_Problem description_
The exercise asks you to copy every line below in which "your" appears.

_Data entries_
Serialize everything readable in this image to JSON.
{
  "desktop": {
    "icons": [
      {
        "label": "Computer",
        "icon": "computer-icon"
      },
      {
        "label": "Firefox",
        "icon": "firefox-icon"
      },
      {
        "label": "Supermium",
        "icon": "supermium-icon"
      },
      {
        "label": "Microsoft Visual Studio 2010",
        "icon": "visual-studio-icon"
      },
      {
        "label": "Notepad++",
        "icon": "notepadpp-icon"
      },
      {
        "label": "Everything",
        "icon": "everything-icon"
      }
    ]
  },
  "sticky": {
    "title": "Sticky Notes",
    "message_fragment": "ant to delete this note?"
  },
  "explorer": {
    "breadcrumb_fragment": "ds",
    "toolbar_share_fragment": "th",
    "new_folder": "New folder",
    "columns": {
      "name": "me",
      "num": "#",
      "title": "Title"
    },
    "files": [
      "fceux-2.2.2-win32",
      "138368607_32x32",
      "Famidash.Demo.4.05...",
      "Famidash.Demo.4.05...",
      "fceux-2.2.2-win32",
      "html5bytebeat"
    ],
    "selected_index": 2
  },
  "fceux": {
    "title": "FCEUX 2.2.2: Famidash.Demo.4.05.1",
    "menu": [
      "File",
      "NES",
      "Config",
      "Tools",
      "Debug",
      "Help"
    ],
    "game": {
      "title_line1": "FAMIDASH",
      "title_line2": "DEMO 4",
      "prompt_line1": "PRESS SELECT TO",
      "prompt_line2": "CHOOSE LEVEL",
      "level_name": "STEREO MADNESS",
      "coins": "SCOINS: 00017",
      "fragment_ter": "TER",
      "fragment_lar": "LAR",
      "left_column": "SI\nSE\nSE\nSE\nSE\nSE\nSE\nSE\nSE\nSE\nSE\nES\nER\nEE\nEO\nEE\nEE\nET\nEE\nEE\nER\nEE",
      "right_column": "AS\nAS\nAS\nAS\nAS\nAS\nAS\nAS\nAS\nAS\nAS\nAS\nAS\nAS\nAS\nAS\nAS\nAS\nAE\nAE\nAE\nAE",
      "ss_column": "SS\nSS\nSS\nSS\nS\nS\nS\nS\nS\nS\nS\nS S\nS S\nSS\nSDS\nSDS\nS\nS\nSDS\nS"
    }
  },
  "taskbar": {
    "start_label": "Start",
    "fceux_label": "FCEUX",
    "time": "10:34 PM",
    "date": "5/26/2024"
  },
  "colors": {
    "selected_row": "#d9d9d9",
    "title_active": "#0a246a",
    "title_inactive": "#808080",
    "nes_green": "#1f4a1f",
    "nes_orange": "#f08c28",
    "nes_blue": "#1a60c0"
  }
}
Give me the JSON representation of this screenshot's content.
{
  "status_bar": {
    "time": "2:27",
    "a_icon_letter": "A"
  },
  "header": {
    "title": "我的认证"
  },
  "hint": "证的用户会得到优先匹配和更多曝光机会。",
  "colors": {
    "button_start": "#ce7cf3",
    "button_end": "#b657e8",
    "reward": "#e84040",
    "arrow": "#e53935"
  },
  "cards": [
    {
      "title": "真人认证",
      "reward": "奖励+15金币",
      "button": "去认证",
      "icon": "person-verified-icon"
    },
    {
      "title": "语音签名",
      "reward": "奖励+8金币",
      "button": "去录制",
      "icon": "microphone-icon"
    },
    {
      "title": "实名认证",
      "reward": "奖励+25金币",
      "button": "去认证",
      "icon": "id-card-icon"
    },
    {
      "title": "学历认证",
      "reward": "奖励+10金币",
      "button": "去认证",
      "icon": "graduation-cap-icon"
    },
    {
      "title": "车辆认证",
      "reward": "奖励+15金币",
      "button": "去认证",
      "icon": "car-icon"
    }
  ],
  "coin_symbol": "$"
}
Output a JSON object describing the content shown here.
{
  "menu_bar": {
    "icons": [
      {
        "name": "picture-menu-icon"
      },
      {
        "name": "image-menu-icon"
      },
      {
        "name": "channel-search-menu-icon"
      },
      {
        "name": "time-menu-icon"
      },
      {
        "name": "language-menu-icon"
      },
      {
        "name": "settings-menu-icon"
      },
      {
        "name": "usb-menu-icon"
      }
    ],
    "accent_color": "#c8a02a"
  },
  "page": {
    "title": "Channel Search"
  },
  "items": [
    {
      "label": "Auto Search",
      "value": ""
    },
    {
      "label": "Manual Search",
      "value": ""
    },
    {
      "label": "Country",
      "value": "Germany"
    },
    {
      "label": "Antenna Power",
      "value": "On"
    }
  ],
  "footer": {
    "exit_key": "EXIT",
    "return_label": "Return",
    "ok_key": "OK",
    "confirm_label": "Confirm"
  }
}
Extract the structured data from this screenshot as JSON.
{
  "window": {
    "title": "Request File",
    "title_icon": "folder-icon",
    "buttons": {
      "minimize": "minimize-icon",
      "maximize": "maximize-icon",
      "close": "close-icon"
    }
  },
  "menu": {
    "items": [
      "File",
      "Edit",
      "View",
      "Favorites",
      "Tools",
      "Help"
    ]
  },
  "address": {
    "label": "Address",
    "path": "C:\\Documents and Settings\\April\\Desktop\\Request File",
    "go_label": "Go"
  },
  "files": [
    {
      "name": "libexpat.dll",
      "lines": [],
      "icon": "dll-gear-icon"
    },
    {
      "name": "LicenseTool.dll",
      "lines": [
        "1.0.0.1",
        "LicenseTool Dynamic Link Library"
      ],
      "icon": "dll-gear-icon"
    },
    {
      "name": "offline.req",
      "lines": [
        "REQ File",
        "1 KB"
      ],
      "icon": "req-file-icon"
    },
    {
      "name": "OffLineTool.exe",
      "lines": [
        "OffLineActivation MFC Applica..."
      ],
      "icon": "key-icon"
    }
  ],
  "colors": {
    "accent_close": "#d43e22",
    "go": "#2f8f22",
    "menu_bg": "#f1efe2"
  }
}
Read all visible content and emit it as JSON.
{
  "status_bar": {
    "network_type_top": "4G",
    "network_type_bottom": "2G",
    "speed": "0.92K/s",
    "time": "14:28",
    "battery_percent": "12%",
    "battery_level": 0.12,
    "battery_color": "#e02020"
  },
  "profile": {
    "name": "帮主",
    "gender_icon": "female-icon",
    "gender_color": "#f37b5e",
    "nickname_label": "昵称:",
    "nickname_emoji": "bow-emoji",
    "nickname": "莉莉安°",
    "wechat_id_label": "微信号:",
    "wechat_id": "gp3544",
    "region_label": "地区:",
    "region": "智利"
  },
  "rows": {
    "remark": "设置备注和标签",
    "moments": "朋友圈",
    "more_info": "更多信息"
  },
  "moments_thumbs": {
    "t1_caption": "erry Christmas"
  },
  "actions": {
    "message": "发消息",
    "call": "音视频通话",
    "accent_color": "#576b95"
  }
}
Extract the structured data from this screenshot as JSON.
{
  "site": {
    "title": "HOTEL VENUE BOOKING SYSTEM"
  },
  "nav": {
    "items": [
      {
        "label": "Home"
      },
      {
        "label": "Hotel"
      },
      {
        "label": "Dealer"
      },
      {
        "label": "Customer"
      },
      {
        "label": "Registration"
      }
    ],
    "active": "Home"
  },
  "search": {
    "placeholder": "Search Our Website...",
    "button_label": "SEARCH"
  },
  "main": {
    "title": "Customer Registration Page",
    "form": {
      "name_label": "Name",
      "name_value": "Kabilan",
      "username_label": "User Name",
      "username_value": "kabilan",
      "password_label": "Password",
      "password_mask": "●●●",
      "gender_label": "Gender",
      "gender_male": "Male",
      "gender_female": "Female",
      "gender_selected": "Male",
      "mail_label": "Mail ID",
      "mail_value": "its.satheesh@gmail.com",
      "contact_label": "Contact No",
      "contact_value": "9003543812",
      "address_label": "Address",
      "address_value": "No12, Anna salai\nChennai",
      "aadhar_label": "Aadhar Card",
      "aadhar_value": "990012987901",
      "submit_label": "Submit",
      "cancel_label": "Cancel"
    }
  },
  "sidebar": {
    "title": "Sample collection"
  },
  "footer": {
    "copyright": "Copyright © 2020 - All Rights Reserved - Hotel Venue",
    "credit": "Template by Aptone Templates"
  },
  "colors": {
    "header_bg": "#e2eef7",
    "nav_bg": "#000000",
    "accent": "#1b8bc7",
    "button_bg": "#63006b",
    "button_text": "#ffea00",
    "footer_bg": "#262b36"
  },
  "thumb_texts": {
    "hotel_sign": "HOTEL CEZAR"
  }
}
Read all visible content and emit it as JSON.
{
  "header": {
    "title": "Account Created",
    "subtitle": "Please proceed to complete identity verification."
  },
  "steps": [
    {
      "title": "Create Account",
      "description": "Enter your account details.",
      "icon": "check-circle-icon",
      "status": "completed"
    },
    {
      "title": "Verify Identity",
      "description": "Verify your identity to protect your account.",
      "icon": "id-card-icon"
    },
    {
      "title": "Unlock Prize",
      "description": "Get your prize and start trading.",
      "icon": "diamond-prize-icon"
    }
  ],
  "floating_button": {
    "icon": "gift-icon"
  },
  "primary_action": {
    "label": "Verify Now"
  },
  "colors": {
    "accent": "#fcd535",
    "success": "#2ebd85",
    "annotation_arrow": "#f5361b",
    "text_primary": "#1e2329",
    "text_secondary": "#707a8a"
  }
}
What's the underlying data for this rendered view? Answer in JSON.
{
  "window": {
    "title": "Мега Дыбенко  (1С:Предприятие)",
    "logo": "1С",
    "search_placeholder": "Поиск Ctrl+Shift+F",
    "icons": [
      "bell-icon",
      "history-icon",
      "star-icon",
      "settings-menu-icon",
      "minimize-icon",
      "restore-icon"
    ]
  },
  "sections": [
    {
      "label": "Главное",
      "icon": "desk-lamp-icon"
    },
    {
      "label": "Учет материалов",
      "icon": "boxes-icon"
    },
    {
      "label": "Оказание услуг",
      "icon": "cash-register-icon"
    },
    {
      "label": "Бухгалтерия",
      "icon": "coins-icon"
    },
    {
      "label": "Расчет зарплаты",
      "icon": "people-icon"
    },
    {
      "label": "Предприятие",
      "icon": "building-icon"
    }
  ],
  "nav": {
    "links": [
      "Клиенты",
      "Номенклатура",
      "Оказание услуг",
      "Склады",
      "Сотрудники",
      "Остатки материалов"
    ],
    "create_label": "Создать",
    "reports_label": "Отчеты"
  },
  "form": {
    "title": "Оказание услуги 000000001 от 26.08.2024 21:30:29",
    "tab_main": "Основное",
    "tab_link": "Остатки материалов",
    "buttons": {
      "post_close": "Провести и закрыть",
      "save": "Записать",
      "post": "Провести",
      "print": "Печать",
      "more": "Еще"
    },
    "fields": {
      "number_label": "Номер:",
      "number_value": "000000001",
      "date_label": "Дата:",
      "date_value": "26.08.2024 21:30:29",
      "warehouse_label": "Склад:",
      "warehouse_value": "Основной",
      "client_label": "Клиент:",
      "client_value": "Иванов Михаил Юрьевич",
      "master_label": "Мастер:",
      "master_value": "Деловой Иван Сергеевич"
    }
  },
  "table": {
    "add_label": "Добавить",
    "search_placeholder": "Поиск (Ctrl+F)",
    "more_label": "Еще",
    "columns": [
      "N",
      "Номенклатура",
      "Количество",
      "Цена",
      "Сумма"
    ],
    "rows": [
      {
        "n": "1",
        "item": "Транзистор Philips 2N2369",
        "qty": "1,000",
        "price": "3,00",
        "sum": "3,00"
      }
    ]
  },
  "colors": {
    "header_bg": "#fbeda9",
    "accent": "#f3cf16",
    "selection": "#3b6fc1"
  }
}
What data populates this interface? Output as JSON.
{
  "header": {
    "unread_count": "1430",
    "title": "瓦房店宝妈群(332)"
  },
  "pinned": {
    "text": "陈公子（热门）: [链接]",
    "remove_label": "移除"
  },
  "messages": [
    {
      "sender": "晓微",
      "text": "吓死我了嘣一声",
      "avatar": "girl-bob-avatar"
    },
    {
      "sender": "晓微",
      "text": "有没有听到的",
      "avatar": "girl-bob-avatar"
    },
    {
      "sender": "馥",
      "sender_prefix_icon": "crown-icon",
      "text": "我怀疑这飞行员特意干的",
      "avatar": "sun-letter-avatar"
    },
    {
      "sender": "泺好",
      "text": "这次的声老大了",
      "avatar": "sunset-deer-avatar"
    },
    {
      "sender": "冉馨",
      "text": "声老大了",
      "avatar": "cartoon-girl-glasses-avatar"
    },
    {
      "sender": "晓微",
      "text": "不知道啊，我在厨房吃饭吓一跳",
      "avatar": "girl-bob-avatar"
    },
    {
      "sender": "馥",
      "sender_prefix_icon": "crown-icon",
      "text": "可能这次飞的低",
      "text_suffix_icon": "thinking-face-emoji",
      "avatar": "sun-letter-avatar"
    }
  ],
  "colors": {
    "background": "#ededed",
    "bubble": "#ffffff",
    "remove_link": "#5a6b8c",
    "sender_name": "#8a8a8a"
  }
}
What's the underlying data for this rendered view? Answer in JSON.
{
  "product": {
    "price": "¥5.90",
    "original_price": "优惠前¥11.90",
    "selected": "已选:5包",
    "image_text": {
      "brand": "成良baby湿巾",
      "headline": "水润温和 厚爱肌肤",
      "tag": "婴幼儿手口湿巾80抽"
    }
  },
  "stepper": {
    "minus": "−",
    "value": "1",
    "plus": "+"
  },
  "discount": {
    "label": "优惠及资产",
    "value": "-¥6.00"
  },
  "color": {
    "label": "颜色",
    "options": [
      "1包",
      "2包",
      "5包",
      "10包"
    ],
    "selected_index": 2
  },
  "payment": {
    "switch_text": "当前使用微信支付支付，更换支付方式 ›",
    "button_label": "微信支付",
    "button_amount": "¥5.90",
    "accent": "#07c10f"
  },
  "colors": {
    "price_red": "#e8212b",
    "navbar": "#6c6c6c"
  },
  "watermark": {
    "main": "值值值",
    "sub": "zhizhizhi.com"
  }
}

_Solution to this problem_
      "description": "Enter your account details.",
      "description": "Verify your identity to protect your account.",
      "description": "Get your prize and start trading.",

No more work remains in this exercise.